• **Description of the task**: Repeat all of the material exactly as given.

── Supplied records

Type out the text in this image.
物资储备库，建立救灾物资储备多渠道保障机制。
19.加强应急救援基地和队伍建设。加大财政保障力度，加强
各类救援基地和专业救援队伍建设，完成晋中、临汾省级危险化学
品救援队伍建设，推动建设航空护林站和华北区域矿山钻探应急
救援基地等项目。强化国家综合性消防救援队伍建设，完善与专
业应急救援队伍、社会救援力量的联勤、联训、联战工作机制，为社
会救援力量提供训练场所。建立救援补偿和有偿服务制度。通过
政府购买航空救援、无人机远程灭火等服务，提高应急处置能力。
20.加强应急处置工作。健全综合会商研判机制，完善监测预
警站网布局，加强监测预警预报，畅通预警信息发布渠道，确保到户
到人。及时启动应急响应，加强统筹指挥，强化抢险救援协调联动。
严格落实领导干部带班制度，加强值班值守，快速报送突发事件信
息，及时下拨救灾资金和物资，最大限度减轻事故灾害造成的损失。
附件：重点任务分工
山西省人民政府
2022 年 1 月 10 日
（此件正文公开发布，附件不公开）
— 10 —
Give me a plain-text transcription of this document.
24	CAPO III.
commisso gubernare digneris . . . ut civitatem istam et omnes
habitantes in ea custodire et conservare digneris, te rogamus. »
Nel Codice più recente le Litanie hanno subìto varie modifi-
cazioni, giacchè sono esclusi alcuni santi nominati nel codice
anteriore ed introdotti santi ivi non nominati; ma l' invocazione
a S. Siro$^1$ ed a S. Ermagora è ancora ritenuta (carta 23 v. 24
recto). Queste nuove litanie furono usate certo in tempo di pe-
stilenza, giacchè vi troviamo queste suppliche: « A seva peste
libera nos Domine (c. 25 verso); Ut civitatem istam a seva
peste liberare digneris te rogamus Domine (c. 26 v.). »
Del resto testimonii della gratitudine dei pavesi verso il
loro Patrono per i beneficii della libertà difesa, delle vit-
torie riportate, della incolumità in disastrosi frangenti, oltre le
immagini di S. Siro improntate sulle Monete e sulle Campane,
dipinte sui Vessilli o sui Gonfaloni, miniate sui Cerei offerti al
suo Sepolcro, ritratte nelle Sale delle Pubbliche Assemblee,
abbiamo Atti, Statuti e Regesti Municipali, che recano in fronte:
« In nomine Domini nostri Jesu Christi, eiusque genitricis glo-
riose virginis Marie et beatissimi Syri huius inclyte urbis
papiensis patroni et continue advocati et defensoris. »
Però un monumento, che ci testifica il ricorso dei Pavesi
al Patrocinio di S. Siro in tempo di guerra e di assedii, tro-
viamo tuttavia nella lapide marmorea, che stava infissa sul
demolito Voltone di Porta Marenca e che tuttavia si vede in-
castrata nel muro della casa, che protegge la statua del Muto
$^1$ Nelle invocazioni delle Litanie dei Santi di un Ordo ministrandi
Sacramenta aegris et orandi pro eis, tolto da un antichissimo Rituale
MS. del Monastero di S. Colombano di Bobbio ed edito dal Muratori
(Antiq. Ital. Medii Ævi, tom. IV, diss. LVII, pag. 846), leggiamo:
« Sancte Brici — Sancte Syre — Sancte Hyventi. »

────

• **Solution**:
Type out the text in this image.
物资储备库，建立救灾物资储备多渠道保障机制。
19.加强应急救援基地和队伍建设。加大财政保障力度，加强
各类救援基地和专业救援队伍建设，完成晋中、临汾省级危险化学
品救援队伍建设，推动建设航空护林站和华北区域矿山钻探应急
救援基地等项目。强化国家综合性消防救援队伍建设，完善与专
业应急救援队伍、社会救援力量的联勤、联训、联战工作机制，为社
会救援力量提供训练场所。建立救援补偿和有偿服务制度。通过
政府购买航空救援、无人机远程灭火等服务，提高应急处置能力。
20.加强应急处置工作。健全综合会商研判机制，完善监测预
警站网布局，加强监测预警预报，畅通预警信息发布渠道，确保到户
到人。及时启动应急响应，加强统筹指挥，强化抢险救援协调联动。
严格落实领导干部带班制度，加强值班值守，快速报送突发事件信
息，及时下拨救灾资金和物资，最大限度减轻事故灾害造成的损失。
附件：重点任务分工
山西省人民政府
2022 年 1 月 10 日
（此件正文公开发布，附件不公开）
— 10 —
Give me a plain-text transcription of this document.
24	CAPO III.
commisso gubernare digneris . . . ut civitatem istam et omnes
habitantes in ea custodire et conservare digneris, te rogamus. »
Nel Codice più recente le Litanie hanno subìto varie modifi-
cazioni, giacchè sono esclusi alcuni santi nominati nel codice
anteriore ed introdotti santi ivi non nominati; ma l' invocazione
a S. Siro$^1$ ed a S. Ermagora è ancora ritenuta (carta 23 v. 24
recto). Queste nuove litanie furono usate certo in tempo di pe-
stilenza, giacchè vi troviamo queste suppliche: « A seva peste
libera nos Domine (c. 25 verso); Ut civitatem istam a seva
peste liberare digneris te rogamus Domine (c. 26 v.). »
Del resto testimonii della gratitudine dei pavesi verso il
loro Patrono per i beneficii della libertà difesa, delle vit-
torie riportate, della incolumità in disastrosi frangenti, oltre le
immagini di S. Siro improntate sulle Monete e sulle Campane,
dipinte sui Vessilli o sui Gonfaloni, miniate sui Cerei offerti al
suo Sepolcro, ritratte nelle Sale delle Pubbliche Assemblee,
abbiamo Atti, Statuti e Regesti Municipali, che recano in fronte:
« In nomine Domini nostri Jesu Christi, eiusque genitricis glo-
riose virginis Marie et beatissimi Syri huius inclyte urbis
papiensis patroni et continue advocati et defensoris. »
Però un monumento, che ci testifica il ricorso dei Pavesi
al Patrocinio di S. Siro in tempo di guerra e di assedii, tro-
viamo tuttavia nella lapide marmorea, che stava infissa sul
demolito Voltone di Porta Marenca e che tuttavia si vede in-
castrata nel muro della casa, che protegge la statua del Muto
$^1$ Nelle invocazioni delle Litanie dei Santi di un Ordo ministrandi
Sacramenta aegris et orandi pro eis, tolto da un antichissimo Rituale
MS. del Monastero di S. Colombano di Bobbio ed edito dal Muratori
(Antiq. Ital. Medii Ævi, tom. IV, diss. LVII, pag. 846), leggiamo:
« Sancte Brici — Sancte Syre — Sancte Hyventi. »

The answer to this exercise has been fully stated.